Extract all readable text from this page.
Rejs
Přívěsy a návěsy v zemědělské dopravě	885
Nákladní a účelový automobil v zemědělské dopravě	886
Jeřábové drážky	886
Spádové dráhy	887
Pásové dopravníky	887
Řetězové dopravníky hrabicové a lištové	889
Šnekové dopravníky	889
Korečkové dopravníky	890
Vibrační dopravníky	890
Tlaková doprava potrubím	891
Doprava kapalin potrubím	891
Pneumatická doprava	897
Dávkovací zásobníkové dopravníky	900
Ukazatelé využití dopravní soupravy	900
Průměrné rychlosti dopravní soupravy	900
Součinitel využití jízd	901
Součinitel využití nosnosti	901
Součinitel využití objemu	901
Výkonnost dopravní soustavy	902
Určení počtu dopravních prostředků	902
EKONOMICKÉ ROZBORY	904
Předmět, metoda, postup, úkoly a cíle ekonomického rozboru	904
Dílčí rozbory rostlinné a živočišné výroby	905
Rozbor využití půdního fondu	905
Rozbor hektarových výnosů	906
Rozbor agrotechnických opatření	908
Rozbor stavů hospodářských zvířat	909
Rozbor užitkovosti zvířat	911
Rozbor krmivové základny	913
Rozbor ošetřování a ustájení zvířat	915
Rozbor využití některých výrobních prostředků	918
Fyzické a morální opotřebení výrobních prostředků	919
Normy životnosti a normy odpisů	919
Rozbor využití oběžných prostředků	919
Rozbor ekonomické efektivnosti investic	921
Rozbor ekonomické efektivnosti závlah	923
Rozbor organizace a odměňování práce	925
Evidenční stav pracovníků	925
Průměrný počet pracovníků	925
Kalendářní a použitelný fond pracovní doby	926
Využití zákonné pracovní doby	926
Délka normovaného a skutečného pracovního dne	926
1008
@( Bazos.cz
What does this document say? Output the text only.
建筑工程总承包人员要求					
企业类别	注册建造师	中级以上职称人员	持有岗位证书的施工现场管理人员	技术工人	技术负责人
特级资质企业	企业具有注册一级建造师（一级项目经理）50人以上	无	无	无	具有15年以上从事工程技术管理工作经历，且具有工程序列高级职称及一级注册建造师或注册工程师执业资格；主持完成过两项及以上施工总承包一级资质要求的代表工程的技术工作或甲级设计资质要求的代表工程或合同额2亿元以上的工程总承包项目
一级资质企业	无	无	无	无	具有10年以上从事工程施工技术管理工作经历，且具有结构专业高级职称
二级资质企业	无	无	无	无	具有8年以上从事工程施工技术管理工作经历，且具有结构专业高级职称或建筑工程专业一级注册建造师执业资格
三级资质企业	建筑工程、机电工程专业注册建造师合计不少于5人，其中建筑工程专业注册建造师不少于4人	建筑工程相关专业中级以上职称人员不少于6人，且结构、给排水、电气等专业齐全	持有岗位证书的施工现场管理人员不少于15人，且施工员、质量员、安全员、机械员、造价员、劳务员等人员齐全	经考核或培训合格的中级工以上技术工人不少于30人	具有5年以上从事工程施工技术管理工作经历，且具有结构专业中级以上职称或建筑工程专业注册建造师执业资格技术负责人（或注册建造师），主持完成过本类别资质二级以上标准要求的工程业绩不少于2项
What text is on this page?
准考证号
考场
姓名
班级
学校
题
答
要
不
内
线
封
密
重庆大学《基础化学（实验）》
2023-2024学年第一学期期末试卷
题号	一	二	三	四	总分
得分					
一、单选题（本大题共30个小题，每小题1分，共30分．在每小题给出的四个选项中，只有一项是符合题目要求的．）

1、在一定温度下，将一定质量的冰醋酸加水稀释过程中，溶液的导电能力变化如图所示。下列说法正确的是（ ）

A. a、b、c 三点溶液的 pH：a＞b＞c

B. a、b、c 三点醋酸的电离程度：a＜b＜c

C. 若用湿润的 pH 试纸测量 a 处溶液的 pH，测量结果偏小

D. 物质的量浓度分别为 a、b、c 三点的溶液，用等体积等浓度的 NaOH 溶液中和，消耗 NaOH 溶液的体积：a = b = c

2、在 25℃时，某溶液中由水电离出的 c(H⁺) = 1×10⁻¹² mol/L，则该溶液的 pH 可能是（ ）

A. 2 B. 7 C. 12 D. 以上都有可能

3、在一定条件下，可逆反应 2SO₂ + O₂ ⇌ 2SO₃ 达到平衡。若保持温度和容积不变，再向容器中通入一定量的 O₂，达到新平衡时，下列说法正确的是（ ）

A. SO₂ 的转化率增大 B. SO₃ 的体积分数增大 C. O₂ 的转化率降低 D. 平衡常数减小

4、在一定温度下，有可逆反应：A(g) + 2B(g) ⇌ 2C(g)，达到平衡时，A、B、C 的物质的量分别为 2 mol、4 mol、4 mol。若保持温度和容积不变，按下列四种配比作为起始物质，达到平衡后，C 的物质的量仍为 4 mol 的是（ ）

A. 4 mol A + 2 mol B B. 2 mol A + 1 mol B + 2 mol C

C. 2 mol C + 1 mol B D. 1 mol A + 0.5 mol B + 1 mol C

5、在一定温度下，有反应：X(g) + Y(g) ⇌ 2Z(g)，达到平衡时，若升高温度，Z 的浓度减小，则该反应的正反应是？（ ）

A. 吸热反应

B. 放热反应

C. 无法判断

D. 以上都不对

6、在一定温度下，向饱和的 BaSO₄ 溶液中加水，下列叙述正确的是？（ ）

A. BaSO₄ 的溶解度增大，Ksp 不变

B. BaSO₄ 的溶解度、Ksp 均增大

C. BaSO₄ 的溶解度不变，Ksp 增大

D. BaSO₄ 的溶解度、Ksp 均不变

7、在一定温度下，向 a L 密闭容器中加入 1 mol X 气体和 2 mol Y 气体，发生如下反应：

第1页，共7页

○ ○ ○

### Stated problem:
Where a line in the material contains "potrubím", copy that line.

### Task response:
Tlaková doprava potrubím	891
Doprava kapalin potrubím	891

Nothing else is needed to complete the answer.